* [Given exercise] Check each line of the material. Copy those containing "down".

* [Records from a dataset]
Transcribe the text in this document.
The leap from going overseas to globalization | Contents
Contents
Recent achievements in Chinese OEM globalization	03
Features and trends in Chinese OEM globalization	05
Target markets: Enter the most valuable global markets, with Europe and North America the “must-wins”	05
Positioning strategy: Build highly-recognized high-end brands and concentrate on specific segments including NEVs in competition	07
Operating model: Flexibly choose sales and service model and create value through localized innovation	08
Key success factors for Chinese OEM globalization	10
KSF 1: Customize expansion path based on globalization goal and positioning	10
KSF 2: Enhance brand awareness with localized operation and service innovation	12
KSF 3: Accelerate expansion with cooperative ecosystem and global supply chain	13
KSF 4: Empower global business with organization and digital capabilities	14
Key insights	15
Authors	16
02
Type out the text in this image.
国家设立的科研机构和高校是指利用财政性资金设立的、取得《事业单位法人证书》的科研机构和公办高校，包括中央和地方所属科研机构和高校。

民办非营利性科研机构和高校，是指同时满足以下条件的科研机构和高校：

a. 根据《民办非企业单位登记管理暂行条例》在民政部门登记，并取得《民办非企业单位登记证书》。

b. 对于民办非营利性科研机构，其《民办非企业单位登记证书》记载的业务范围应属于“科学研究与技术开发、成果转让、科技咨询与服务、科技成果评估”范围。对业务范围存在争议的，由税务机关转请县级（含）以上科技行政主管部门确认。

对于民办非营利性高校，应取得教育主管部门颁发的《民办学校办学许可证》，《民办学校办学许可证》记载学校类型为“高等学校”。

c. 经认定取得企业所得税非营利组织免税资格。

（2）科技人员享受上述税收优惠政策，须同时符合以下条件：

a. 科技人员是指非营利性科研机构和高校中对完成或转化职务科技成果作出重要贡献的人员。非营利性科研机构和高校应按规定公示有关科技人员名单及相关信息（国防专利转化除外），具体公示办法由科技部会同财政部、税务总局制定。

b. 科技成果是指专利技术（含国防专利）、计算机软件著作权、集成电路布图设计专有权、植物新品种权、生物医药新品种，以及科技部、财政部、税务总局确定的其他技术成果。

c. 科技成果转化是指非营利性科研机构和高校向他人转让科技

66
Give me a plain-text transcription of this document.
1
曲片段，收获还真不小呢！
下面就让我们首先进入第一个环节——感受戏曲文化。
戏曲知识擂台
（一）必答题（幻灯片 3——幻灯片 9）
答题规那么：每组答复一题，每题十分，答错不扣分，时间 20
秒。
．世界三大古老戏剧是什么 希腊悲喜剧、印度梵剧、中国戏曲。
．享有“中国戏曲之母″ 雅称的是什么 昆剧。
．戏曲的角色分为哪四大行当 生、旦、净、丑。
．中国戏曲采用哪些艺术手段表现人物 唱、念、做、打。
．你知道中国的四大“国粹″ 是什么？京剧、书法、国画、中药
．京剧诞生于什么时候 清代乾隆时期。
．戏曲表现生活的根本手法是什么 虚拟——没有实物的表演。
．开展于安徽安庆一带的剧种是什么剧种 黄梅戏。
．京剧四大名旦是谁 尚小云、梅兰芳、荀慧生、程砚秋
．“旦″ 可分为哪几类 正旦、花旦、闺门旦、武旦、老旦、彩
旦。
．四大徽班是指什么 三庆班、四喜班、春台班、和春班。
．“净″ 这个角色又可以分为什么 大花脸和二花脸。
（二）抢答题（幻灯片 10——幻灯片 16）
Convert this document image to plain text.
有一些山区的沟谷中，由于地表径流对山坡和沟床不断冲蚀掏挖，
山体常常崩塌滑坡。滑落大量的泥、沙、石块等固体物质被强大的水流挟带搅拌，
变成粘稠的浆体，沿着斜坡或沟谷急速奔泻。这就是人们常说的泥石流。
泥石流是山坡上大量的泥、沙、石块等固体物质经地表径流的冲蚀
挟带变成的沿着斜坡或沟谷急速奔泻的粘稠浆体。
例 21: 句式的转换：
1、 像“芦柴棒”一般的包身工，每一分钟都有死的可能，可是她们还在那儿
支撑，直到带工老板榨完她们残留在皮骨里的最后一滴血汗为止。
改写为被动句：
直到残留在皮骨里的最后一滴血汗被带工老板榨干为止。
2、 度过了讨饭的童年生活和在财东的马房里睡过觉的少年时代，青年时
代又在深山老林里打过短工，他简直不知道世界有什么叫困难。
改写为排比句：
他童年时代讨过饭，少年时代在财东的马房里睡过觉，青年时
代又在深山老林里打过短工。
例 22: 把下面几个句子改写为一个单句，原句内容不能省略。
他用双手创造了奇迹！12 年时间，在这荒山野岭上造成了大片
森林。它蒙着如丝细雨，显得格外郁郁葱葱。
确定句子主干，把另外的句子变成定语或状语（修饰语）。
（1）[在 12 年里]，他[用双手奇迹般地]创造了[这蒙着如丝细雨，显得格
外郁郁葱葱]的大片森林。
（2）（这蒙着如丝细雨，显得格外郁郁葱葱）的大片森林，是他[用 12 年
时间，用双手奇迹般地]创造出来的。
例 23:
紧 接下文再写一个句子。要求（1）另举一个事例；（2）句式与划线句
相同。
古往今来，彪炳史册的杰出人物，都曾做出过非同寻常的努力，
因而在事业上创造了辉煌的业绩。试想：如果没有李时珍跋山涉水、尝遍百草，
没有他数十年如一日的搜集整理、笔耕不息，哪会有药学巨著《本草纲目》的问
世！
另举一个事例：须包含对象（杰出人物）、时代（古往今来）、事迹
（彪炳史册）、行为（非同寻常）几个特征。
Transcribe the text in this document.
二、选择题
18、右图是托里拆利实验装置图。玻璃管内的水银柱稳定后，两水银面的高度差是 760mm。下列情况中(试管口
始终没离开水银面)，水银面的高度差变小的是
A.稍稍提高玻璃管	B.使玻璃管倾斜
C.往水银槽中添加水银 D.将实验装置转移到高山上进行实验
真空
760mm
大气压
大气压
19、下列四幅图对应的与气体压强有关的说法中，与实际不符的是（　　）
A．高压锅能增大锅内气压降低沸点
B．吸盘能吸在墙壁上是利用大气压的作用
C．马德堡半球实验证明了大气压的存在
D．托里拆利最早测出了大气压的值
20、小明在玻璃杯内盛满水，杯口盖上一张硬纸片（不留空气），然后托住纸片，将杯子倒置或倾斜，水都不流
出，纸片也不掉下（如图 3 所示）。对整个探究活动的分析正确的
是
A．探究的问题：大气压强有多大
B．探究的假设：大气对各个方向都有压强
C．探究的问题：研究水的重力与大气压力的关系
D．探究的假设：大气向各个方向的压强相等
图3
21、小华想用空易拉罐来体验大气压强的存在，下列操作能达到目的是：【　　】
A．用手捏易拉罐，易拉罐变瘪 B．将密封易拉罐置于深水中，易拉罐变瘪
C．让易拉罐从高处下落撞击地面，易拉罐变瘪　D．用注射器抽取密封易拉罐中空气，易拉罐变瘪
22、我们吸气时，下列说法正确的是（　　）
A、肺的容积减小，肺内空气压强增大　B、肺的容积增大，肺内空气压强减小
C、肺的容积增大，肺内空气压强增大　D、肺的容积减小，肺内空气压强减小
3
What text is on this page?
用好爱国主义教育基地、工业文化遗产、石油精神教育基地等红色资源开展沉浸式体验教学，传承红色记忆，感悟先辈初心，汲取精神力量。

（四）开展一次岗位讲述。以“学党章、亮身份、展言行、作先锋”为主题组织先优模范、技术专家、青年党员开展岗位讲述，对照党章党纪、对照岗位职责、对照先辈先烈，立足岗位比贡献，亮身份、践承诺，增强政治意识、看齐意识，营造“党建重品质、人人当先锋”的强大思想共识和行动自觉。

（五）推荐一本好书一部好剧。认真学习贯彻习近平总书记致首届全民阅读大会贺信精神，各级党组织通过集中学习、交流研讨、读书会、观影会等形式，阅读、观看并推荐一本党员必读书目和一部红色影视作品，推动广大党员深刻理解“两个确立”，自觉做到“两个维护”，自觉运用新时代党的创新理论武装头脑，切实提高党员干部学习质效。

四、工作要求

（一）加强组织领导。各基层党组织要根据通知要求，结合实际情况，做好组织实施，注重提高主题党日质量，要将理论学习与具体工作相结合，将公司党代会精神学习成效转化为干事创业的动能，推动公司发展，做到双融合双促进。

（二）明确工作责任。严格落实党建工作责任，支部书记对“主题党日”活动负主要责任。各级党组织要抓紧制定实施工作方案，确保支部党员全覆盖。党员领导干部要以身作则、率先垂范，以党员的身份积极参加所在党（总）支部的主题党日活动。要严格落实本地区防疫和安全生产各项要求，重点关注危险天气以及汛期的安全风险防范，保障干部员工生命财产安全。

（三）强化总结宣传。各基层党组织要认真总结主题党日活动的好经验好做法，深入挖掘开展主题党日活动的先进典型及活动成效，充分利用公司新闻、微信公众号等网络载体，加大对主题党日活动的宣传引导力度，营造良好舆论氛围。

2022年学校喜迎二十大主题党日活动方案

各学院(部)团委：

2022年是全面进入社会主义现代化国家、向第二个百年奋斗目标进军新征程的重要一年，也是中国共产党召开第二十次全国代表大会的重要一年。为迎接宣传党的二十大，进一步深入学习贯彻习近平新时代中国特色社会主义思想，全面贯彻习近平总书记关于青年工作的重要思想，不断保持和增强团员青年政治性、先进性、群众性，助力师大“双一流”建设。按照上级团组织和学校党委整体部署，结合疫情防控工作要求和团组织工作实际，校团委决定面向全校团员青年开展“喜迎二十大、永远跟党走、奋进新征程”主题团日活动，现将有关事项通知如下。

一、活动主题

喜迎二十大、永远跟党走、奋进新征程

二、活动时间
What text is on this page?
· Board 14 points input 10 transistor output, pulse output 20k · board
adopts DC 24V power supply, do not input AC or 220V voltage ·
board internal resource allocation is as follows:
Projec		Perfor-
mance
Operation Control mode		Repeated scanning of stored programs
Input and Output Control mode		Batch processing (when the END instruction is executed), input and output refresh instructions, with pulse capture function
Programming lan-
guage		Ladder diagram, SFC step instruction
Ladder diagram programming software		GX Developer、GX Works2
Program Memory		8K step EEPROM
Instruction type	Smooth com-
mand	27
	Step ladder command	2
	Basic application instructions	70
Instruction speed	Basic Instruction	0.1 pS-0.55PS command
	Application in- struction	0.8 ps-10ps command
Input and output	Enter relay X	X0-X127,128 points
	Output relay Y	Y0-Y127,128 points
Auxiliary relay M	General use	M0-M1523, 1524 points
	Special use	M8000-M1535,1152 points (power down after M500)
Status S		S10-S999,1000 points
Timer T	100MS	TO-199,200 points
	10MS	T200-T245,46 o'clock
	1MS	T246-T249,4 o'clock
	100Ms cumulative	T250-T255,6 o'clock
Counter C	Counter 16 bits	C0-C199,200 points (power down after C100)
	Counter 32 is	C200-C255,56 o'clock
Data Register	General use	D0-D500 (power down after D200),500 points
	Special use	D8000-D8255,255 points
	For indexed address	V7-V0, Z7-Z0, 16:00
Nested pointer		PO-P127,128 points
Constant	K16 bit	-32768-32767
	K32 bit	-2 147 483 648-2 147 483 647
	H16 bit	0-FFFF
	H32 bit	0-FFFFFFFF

* [Task result]
	Special use	M8000-M1535,1152 points (power down after M500)
Counter C	Counter 16 bits	C0-C199,200 points (power down after C100)
Data Register	General use	D0-D500 (power down after D200),500 points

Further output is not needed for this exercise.